▶ [WHAT THIS TASK INVOLVES]:
Copy out each line of the material below that holds the string "масаго".

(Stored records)
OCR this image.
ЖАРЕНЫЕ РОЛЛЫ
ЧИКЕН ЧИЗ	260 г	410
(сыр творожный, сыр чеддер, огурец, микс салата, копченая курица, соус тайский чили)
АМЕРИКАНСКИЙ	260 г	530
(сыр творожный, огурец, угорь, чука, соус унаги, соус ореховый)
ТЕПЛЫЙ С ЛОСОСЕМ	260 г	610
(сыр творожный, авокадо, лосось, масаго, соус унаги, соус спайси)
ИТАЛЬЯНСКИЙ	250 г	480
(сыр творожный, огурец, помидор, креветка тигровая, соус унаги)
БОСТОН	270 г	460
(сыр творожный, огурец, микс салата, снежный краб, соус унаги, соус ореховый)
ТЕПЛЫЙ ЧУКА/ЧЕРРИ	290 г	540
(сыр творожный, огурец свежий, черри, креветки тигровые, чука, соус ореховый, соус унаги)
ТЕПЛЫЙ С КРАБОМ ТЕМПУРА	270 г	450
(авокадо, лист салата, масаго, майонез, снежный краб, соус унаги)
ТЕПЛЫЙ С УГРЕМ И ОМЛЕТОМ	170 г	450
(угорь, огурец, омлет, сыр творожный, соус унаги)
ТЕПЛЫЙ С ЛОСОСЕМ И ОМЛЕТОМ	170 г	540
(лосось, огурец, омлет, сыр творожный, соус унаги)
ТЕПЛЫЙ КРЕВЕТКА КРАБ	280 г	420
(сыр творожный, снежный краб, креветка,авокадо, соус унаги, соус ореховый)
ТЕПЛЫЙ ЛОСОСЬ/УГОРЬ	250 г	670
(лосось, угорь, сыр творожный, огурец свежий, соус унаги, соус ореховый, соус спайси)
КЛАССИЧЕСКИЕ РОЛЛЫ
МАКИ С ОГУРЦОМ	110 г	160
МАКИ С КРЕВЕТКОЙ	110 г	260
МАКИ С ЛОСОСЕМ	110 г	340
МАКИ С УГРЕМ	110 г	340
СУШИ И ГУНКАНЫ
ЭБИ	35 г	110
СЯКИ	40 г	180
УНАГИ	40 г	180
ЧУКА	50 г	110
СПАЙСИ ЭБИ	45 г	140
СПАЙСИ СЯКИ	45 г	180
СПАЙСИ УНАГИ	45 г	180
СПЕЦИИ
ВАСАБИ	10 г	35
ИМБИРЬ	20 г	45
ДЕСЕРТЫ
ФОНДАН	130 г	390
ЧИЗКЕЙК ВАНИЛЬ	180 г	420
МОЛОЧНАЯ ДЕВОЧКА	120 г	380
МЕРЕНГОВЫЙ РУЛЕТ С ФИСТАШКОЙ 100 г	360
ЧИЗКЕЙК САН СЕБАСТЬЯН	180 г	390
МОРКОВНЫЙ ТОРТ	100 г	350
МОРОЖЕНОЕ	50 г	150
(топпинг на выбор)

▶ [TASK RESPONSE]:
(сыр творожный, авокадо, лосось, масаго, соус унаги, соус спайси)
(авокадо, лист салата, масаго, майонез, снежный краб, соус унаги)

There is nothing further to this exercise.